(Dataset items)
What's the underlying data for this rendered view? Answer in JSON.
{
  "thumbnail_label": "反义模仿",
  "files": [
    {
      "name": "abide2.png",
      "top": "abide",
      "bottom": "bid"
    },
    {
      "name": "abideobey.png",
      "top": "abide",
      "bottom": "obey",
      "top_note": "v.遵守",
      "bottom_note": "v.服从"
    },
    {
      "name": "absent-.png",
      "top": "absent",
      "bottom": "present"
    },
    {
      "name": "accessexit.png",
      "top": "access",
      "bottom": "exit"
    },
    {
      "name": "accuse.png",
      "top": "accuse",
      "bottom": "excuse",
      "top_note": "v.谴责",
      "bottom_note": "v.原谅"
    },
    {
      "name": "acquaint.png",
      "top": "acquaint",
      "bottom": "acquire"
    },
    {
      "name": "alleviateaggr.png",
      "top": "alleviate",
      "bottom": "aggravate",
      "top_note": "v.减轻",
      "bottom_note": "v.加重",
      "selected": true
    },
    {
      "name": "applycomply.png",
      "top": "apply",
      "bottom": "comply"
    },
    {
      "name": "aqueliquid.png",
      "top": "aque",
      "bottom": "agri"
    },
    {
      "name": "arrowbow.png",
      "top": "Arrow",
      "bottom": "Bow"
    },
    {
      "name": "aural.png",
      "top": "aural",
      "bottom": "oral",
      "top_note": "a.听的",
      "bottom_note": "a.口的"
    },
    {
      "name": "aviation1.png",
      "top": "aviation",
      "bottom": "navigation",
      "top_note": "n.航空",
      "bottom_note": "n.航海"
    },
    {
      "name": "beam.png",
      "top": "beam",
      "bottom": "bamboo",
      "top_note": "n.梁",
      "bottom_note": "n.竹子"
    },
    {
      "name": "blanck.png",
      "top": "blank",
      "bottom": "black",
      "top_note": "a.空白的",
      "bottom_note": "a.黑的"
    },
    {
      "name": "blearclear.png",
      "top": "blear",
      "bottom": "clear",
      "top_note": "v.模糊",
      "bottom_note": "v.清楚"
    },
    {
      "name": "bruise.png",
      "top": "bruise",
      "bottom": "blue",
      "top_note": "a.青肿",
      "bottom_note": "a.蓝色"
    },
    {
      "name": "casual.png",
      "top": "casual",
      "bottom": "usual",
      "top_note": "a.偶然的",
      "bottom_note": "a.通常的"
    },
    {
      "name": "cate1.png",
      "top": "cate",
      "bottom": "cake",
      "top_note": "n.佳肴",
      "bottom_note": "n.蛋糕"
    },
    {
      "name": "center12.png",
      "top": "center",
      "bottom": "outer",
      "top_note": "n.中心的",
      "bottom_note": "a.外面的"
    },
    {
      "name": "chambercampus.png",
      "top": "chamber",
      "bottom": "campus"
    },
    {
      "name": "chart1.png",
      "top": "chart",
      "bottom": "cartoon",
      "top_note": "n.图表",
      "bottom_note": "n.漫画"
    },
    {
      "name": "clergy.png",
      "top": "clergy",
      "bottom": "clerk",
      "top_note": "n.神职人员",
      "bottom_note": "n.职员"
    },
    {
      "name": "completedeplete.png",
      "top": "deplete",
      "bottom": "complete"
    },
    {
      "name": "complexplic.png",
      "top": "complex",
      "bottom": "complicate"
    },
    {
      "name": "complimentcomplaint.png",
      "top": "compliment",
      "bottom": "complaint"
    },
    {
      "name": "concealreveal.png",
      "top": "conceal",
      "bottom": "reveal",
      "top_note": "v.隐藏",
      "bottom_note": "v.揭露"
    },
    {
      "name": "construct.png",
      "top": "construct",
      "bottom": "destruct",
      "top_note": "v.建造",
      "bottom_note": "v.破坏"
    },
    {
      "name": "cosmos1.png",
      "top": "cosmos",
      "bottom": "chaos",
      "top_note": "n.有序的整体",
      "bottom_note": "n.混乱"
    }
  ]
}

_Directive_
Transcribe the data above in full, exactly.

_Answer to the task_
What's the underlying data for this rendered view? Answer in JSON.
{
  "thumbnail_label": "反义模仿",
  "files": [
    {
      "name": "abide2.png",
      "top": "abide",
      "bottom": "bid"
    },
    {
      "name": "abideobey.png",
      "top": "abide",
      "bottom": "obey",
      "top_note": "v.遵守",
      "bottom_note": "v.服从"
    },
    {
      "name": "absent-.png",
      "top": "absent",
      "bottom": "present"
    },
    {
      "name": "accessexit.png",
      "top": "access",
      "bottom": "exit"
    },
    {
      "name": "accuse.png",
      "top": "accuse",
      "bottom": "excuse",
      "top_note": "v.谴责",
      "bottom_note": "v.原谅"
    },
    {
      "name": "acquaint.png",
      "top": "acquaint",
      "bottom": "acquire"
    },
    {
      "name": "alleviateaggr.png",
      "top": "alleviate",
      "bottom": "aggravate",
      "top_note": "v.减轻",
      "bottom_note": "v.加重",
      "selected": true
    },
    {
      "name": "applycomply.png",
      "top": "apply",
      "bottom": "comply"
    },
    {
      "name": "aqueliquid.png",
      "top": "aque",
      "bottom": "agri"
    },
    {
      "name": "arrowbow.png",
      "top": "Arrow",
      "bottom": "Bow"
    },
    {
      "name": "aural.png",
      "top": "aural",
      "bottom": "oral",
      "top_note": "a.听的",
      "bottom_note": "a.口的"
    },
    {
      "name": "aviation1.png",
      "top": "aviation",
      "bottom": "navigation",
      "top_note": "n.航空",
      "bottom_note": "n.航海"
    },
    {
      "name": "beam.png",
      "top": "beam",
      "bottom": "bamboo",
      "top_note": "n.梁",
      "bottom_note": "n.竹子"
    },
    {
      "name": "blanck.png",
      "top": "blank",
      "bottom": "black",
      "top_note": "a.空白的",
      "bottom_note": "a.黑的"
    },
    {
      "name": "blearclear.png",
      "top": "blear",
      "bottom": "clear",
      "top_note": "v.模糊",
      "bottom_note": "v.清楚"
    },
    {
      "name": "bruise.png",
      "top": "bruise",
      "bottom": "blue",
      "top_note": "a.青肿",
      "bottom_note": "a.蓝色"
    },
    {
      "name": "casual.png",
      "top": "casual",
      "bottom": "usual",
      "top_note": "a.偶然的",
      "bottom_note": "a.通常的"
    },
    {
      "name": "cate1.png",
      "top": "cate",
      "bottom": "cake",
      "top_note": "n.佳肴",
      "bottom_note": "n.蛋糕"
    },
    {
      "name": "center12.png",
      "top": "center",
      "bottom": "outer",
      "top_note": "n.中心的",
      "bottom_note": "a.外面的"
    },
    {
      "name": "chambercampus.png",
      "top": "chamber",
      "bottom": "campus"
    },
    {
      "name": "chart1.png",
      "top": "chart",
      "bottom": "cartoon",
      "top_note": "n.图表",
      "bottom_note": "n.漫画"
    },
    {
      "name": "clergy.png",
      "top": "clergy",
      "bottom": "clerk",
      "top_note": "n.神职人员",
      "bottom_note": "n.职员"
    },
    {
      "name": "completedeplete.png",
      "top": "deplete",
      "bottom": "complete"
    },
    {
      "name": "complexplic.png",
      "top": "complex",
      "bottom": "complicate"
    },
    {
      "name": "complimentcomplaint.png",
      "top": "compliment",
      "bottom": "complaint"
    },
    {
      "name": "concealreveal.png",
      "top": "conceal",
      "bottom": "reveal",
      "top_note": "v.隐藏",
      "bottom_note": "v.揭露"
    },
    {
      "name": "construct.png",
      "top": "construct",
      "bottom": "destruct",
      "top_note": "v.建造",
      "bottom_note": "v.破坏"
    },
    {
      "name": "cosmos1.png",
      "top": "cosmos",
      "bottom": "chaos",
      "top_note": "n.有序的整体",
      "bottom_note": "n.混乱"
    }
  ]
}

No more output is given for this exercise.